## The task:
Present each line of the entries below that holds the word "core".

[Data entries]
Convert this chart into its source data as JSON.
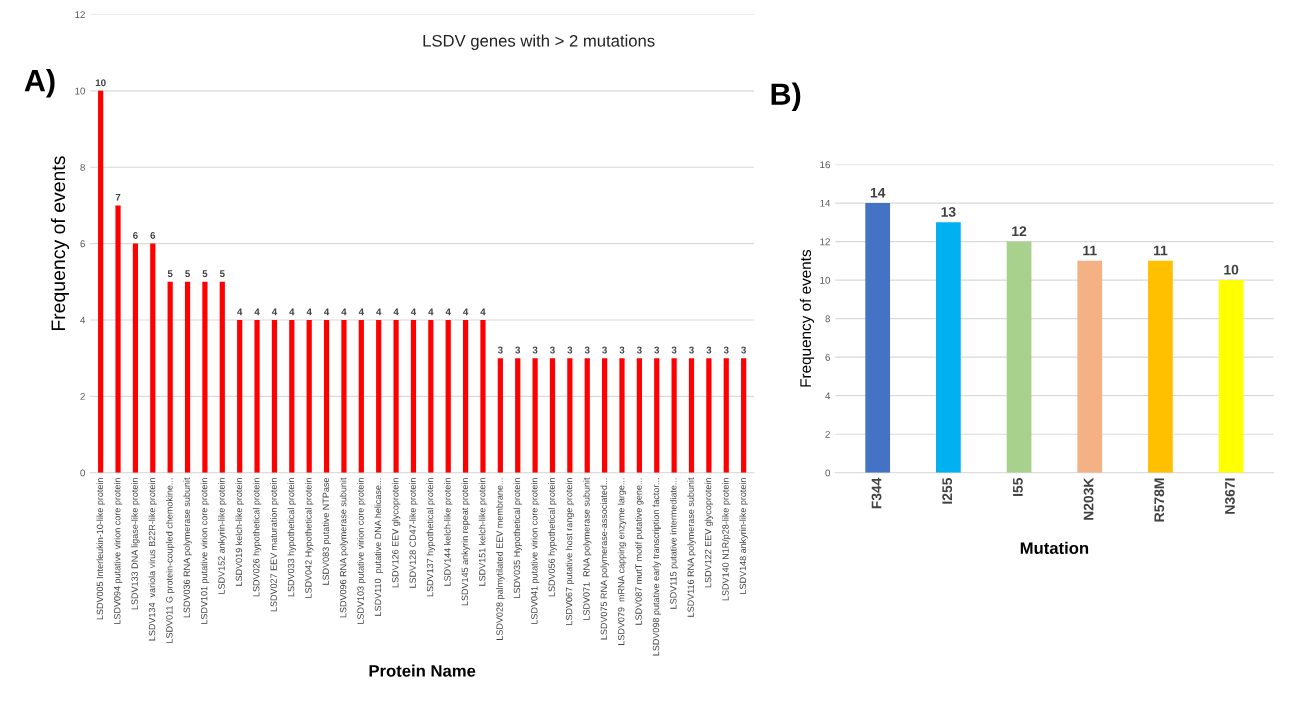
{
  "chart_data": [
    {
      "type": "bar",
      "title": "LSDV genes with > 2 mutations",
      "xlabel": "Protein Name",
      "ylabel": "Frequency of events",
      "annotations": [
        "A)"
      ],
      "categories": [
        "LSDV005 Interleukin-10-like protein",
        "LSDV094 putative virion core protein",
        "LSDV133 DNA ligase-like protein",
        "LSDV134  variola virus B22R-like protein",
        "LSDV011 G protein-coupled chemokine...",
        "LSDV036 RNA polymerase subunit",
        "LSDV101 putative virion core protein",
        "LSDV152 ankyrin-like protein",
        "LSDV019 kelch-like protein",
        "LSDV026 hypothetical protein",
        "LSDV027 EEV maturation protein",
        "LSDV033 hypothetical protein",
        "LSDV042 Hypothetical protein",
        "LSDV083 putative NTPase",
        "LSDV096 RNA polymerase subunit",
        "LSDV103 putative virion core protein",
        "LSDV110  putative DNA helicase...",
        "LSDV126 EEV glycoprotein",
        "LSDV128 CD47-like protein",
        "LSDV137 hypothetical protein",
        "LSDV144 kelch-like protein",
        "LSDV145 ankyrin repeat protein",
        "LSDV151 kelch-like protein",
        "LSDV028 palmytilated EEV membrane...",
        "LSDV035 Hypothetical protein",
        "LSDV041 putative virion core protein",
        "LSDV056 hypothetical protein",
        "LSDV067 putative host range protein",
        "LSDV071  RNA polymerase subunit",
        "LSDV075 RNA polymerase-associated...",
        "LSDV079  mRNA capping enzyme large...",
        "LSDV087 mutT motif putative gene...",
        "LSDV098 putative early transcription factor...",
        "LSDV115 putative intermediate...",
        "LSDV116 RNA polymerase subunit",
        "LSDV122 EEV glycoprotein",
        "LSDV140 N1R/p28-like protein",
        "LSDV148 ankyrin-like protein"
      ],
      "values": [
        10,
        7,
        6,
        6,
        5,
        5,
        5,
        5,
        4,
        4,
        4,
        4,
        4,
        4,
        4,
        4,
        4,
        4,
        4,
        4,
        4,
        4,
        4,
        3,
        3,
        3,
        3,
        3,
        3,
        3,
        3,
        3,
        3,
        3,
        3,
        3,
        3,
        3
      ],
      "color": "#ff0000",
      "ylim": [
        0,
        12
      ],
      "yticks": [
        0,
        2,
        4,
        6,
        8,
        10,
        12
      ],
      "grid": "y",
      "data_labels": true
    },
    {
      "type": "bar",
      "xlabel": "Mutation",
      "ylabel": "Frequency of events",
      "annotations": [
        "B)"
      ],
      "categories": [
        "F344",
        "I255",
        "I55",
        "N203K",
        "R578M",
        "N367I"
      ],
      "values": [
        14,
        13,
        12,
        11,
        11,
        10
      ],
      "colors": [
        "#4472c4",
        "#00b0f0",
        "#a9d18e",
        "#f4b183",
        "#ffc000",
        "#ffff00"
      ],
      "ylim": [
        0,
        16
      ],
      "yticks": [
        0,
        2,
        4,
        6,
        8,
        10,
        12,
        14,
        16
      ],
      "grid": "y",
      "data_labels": true
    }
  ]
}
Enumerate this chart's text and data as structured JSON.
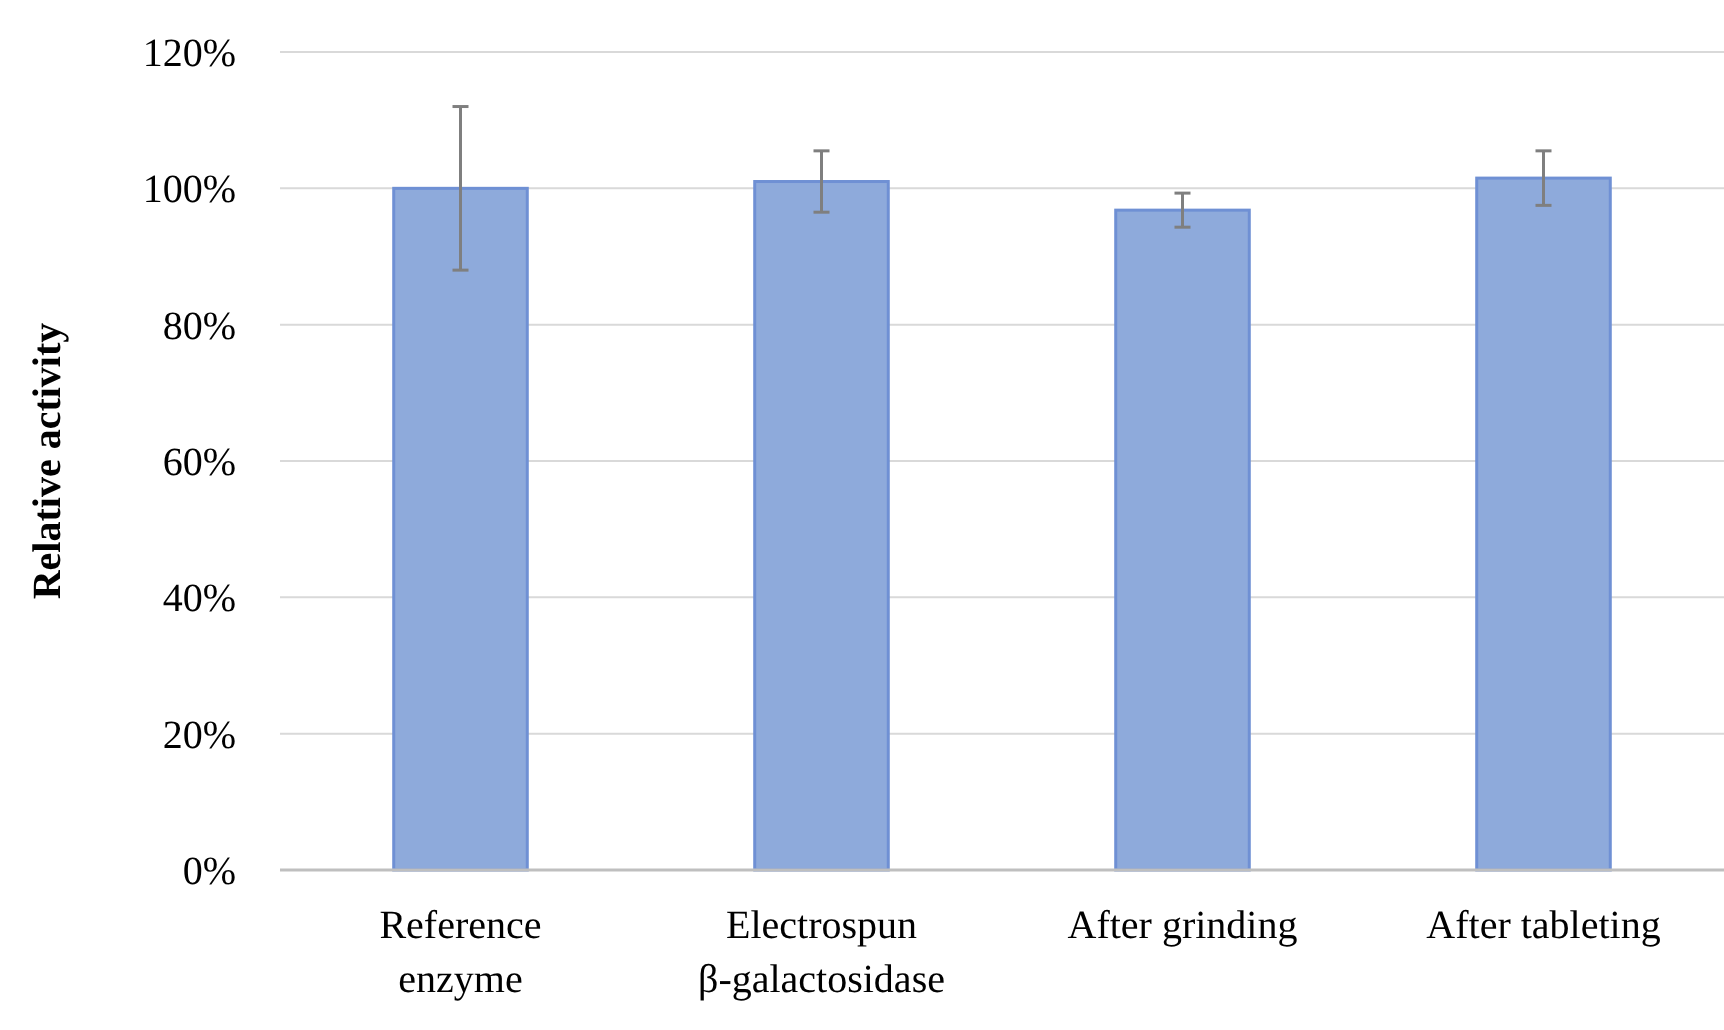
{
  "chart_data": {
    "type": "bar",
    "ylabel": "Relative activity",
    "categories": [
      "Reference\nenzyme",
      "Electrospun\nβ-galactosidase",
      "After grinding",
      "After tableting"
    ],
    "values": [
      100,
      101,
      96.8,
      101.5
    ],
    "errors": [
      12,
      4.5,
      2.5,
      4
    ],
    "color": "#8eaadb",
    "ylim": [
      0,
      120
    ],
    "yticks": [
      {
        "value": 0,
        "label": "0%"
      },
      {
        "value": 20,
        "label": "20%"
      },
      {
        "value": 40,
        "label": "40%"
      },
      {
        "value": 60,
        "label": "60%"
      },
      {
        "value": 80,
        "label": "80%"
      },
      {
        "value": 100,
        "label": "100%"
      },
      {
        "value": 120,
        "label": "120%"
      }
    ],
    "grid": "y"
  }
}
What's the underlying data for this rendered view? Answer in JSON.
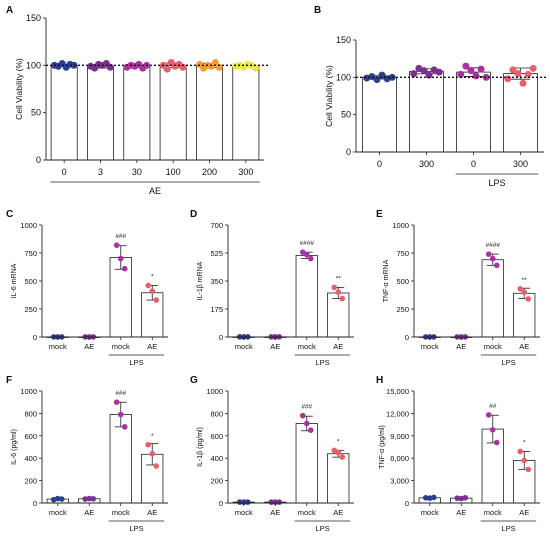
{
  "chart_data": [
    {
      "panel": "A",
      "type": "bar",
      "ylabel": "Cell Viability (%)",
      "categories": [
        "0",
        "3",
        "30",
        "100",
        "200",
        "300"
      ],
      "values": [
        100,
        99,
        99,
        100,
        100,
        99
      ],
      "ylim": [
        0,
        150
      ],
      "yticks": [
        "0",
        "50",
        "100",
        "150"
      ],
      "reference_line": 100,
      "group_label": "AE",
      "point_colors": [
        "#2b3f8c",
        "#7b2f8e",
        "#a8329e",
        "#e5606a",
        "#f29b3d",
        "#e8e845"
      ],
      "points": [
        [
          100,
          99,
          102,
          98,
          101,
          100
        ],
        [
          99,
          97,
          101,
          100,
          102,
          98
        ],
        [
          98,
          100,
          99,
          101,
          97,
          100
        ],
        [
          100,
          96,
          103,
          99,
          101,
          98
        ],
        [
          101,
          97,
          100,
          99,
          103,
          98
        ],
        [
          99,
          100,
          98,
          101,
          100,
          97
        ]
      ]
    },
    {
      "panel": "B",
      "type": "bar",
      "ylabel": "Cell Viability (%)",
      "categories": [
        "0",
        "300",
        "0",
        "300"
      ],
      "values": [
        100,
        108,
        107,
        105
      ],
      "ylim": [
        0,
        150
      ],
      "yticks": [
        "0",
        "50",
        "100",
        "150"
      ],
      "reference_line": 100,
      "group_label": "LPS",
      "point_colors": [
        "#2b3f8c",
        "#7b2f8e",
        "#a8329e",
        "#e5606a"
      ],
      "points": [
        [
          99,
          101,
          97,
          103,
          98,
          100
        ],
        [
          105,
          112,
          109,
          103,
          110,
          107
        ],
        [
          104,
          115,
          109,
          102,
          111,
          100
        ],
        [
          98,
          110,
          105,
          92,
          104,
          112
        ]
      ]
    },
    {
      "panel": "C",
      "type": "bar",
      "ylabel": "IL-6  mRNA",
      "categories": [
        "mock",
        "AE",
        "mock",
        "AE"
      ],
      "values": [
        1,
        1,
        710,
        395
      ],
      "ylim": [
        0,
        1000
      ],
      "yticks": [
        "0",
        "250",
        "500",
        "750",
        "1000"
      ],
      "group_label": "LPS",
      "significance": [
        "",
        "",
        "###",
        "*"
      ],
      "point_colors": [
        "#2b3f8c",
        "#7b2f8e",
        "#a8329e",
        "#e5606a"
      ],
      "points": [
        [
          1,
          1,
          1
        ],
        [
          1,
          1,
          1
        ],
        [
          820,
          700,
          610
        ],
        [
          460,
          410,
          330
        ]
      ]
    },
    {
      "panel": "D",
      "type": "bar",
      "ylabel": "IL-1β  mRNA",
      "categories": [
        "mock",
        "AE",
        "mock",
        "AE"
      ],
      "values": [
        1,
        1,
        510,
        275
      ],
      "ylim": [
        0,
        700
      ],
      "yticks": [
        "0",
        "175",
        "350",
        "525",
        "700"
      ],
      "group_label": "LPS",
      "significance": [
        "",
        "",
        "####",
        "**"
      ],
      "point_colors": [
        "#2b3f8c",
        "#7b2f8e",
        "#a8329e",
        "#e5606a"
      ],
      "points": [
        [
          1,
          1,
          1
        ],
        [
          1,
          1,
          1
        ],
        [
          530,
          515,
          490
        ],
        [
          310,
          280,
          240
        ]
      ]
    },
    {
      "panel": "E",
      "type": "bar",
      "ylabel": "TNF-α  mRNA",
      "categories": [
        "mock",
        "AE",
        "mock",
        "AE"
      ],
      "values": [
        1,
        1,
        690,
        390
      ],
      "ylim": [
        0,
        1000
      ],
      "yticks": [
        "0",
        "250",
        "500",
        "750",
        "1000"
      ],
      "group_label": "LPS",
      "significance": [
        "",
        "",
        "####",
        "**"
      ],
      "point_colors": [
        "#2b3f8c",
        "#7b2f8e",
        "#a8329e",
        "#e5606a"
      ],
      "points": [
        [
          1,
          1,
          1
        ],
        [
          1,
          1,
          1
        ],
        [
          740,
          700,
          640
        ],
        [
          430,
          400,
          340
        ]
      ]
    },
    {
      "panel": "F",
      "type": "bar",
      "ylabel": "IL-6  (pg/ml)",
      "categories": [
        "mock",
        "AE",
        "mock",
        "AE"
      ],
      "values": [
        35,
        38,
        790,
        435
      ],
      "ylim": [
        0,
        1000
      ],
      "yticks": [
        "0",
        "200",
        "400",
        "600",
        "800",
        "1000"
      ],
      "group_label": "LPS",
      "significance": [
        "",
        "",
        "###",
        "*"
      ],
      "point_colors": [
        "#2b3f8c",
        "#7b2f8e",
        "#a8329e",
        "#e5606a"
      ],
      "points": [
        [
          30,
          40,
          35
        ],
        [
          35,
          40,
          38
        ],
        [
          900,
          790,
          680
        ],
        [
          520,
          440,
          330
        ]
      ]
    },
    {
      "panel": "G",
      "type": "bar",
      "ylabel": "IL-1β  (pg/ml)",
      "categories": [
        "mock",
        "AE",
        "mock",
        "AE"
      ],
      "values": [
        8,
        8,
        710,
        440
      ],
      "ylim": [
        0,
        1000
      ],
      "yticks": [
        "0",
        "200",
        "400",
        "600",
        "800",
        "1000"
      ],
      "group_label": "LPS",
      "significance": [
        "",
        "",
        "###",
        "*"
      ],
      "point_colors": [
        "#2b3f8c",
        "#7b2f8e",
        "#a8329e",
        "#e5606a"
      ],
      "points": [
        [
          8,
          8,
          8
        ],
        [
          8,
          8,
          8
        ],
        [
          780,
          710,
          650
        ],
        [
          470,
          450,
          410
        ]
      ]
    },
    {
      "panel": "H",
      "type": "bar",
      "ylabel": "TNF-α  (pg/ml)",
      "categories": [
        "mock",
        "AE",
        "mock",
        "AE"
      ],
      "values": [
        700,
        650,
        9900,
        5700
      ],
      "ylim": [
        0,
        15000
      ],
      "yticks": [
        "0",
        "3,000",
        "6,000",
        "9,000",
        "12,000",
        "15,000"
      ],
      "group_label": "LPS",
      "significance": [
        "",
        "",
        "##",
        "*"
      ],
      "point_colors": [
        "#2b3f8c",
        "#7b2f8e",
        "#a8329e",
        "#e5606a"
      ],
      "points": [
        [
          700,
          650,
          750
        ],
        [
          650,
          600,
          700
        ],
        [
          11800,
          9800,
          8100
        ],
        [
          6900,
          5700,
          4500
        ]
      ]
    }
  ]
}
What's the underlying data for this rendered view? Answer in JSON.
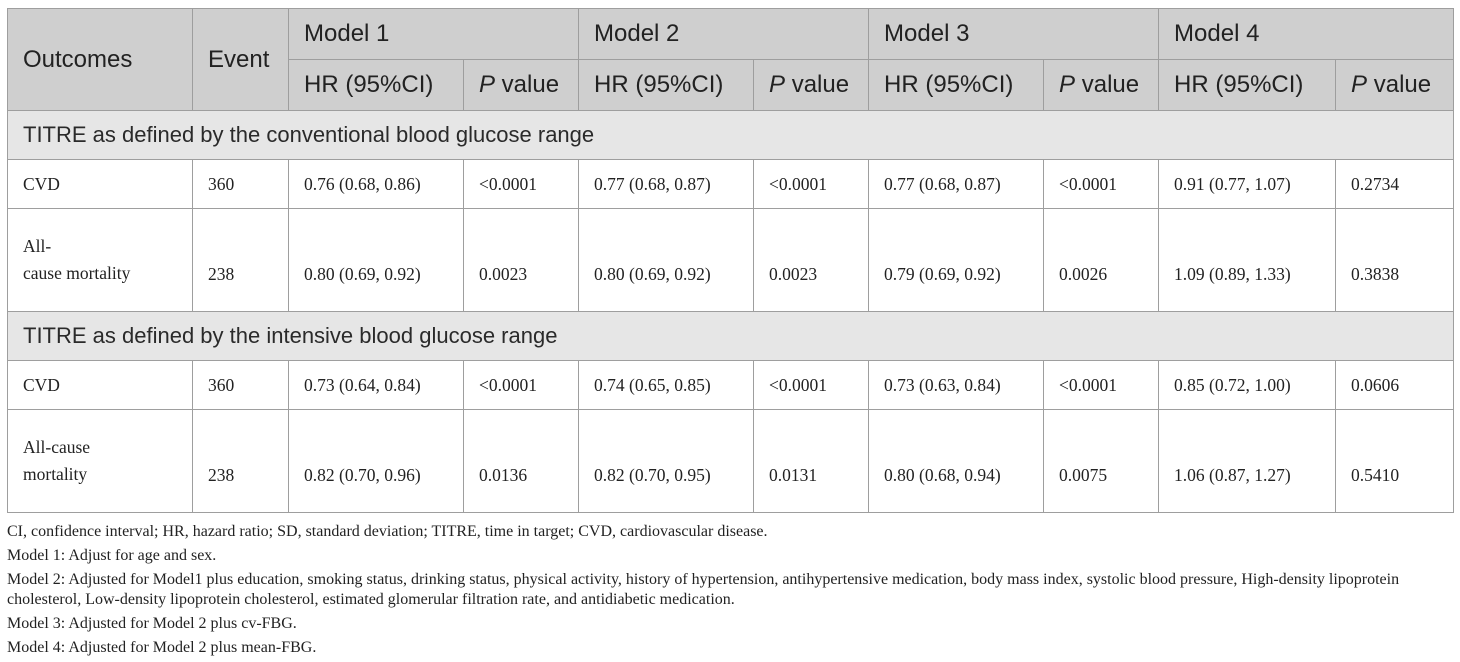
{
  "table": {
    "header": {
      "outcomes": "Outcomes",
      "event": "Event",
      "models": [
        {
          "name": "Model 1"
        },
        {
          "name": "Model 2"
        },
        {
          "name": "Model 3"
        },
        {
          "name": "Model 4"
        }
      ],
      "hr_label": "HR (95%CI)",
      "p_italic": "P",
      "p_rest": " value"
    },
    "sections": [
      {
        "title": "TITRE as defined by the conventional blood glucose range",
        "rows": [
          {
            "outcome": "CVD",
            "event": "360",
            "values": [
              "0.76 (0.68, 0.86)",
              "<0.0001",
              "0.77 (0.68, 0.87)",
              "<0.0001",
              "0.77 (0.68, 0.87)",
              "<0.0001",
              "0.91 (0.77, 1.07)",
              "0.2734"
            ]
          },
          {
            "outcome_line1": "All-",
            "outcome_line2": "cause mortality",
            "event": "238",
            "values": [
              "0.80 (0.69, 0.92)",
              "0.0023",
              "0.80 (0.69, 0.92)",
              "0.0023",
              "0.79 (0.69, 0.92)",
              "0.0026",
              "1.09 (0.89, 1.33)",
              "0.3838"
            ]
          }
        ]
      },
      {
        "title": "TITRE as defined by the intensive blood glucose range",
        "rows": [
          {
            "outcome": "CVD",
            "event": "360",
            "values": [
              "0.73 (0.64, 0.84)",
              "<0.0001",
              "0.74 (0.65, 0.85)",
              "<0.0001",
              "0.73 (0.63, 0.84)",
              "<0.0001",
              "0.85 (0.72, 1.00)",
              "0.0606"
            ]
          },
          {
            "outcome_line1": "All-cause",
            "outcome_line2": "mortality",
            "event": "238",
            "values": [
              "0.82 (0.70, 0.96)",
              "0.0136",
              "0.82 (0.70, 0.95)",
              "0.0131",
              "0.80 (0.68, 0.94)",
              "0.0075",
              "1.06 (0.87, 1.27)",
              "0.5410"
            ]
          }
        ]
      }
    ]
  },
  "notes": {
    "abbreviations": "CI, confidence interval; HR, hazard ratio; SD, standard deviation; TITRE, time in target; CVD, cardiovascular disease.",
    "model1": "Model 1: Adjust for age and sex.",
    "model2": "Model 2: Adjusted for Model1 plus education, smoking status, drinking status, physical activity, history of hypertension, antihypertensive medication, body mass index, systolic blood pressure, High-density lipoprotein cholesterol, Low-density lipoprotein cholesterol, estimated glomerular filtration rate, and antidiabetic medication.",
    "model3": "Model 3: Adjusted for Model 2 plus cv-FBG.",
    "model4": "Model 4: Adjusted for Model 2 plus mean-FBG."
  }
}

## Output below:
        "LSDV094 putative virion core protein",
        "LSDV101 putative virion core protein",
        "LSDV103 putative virion core protein",
        "LSDV041 putative virion core protein",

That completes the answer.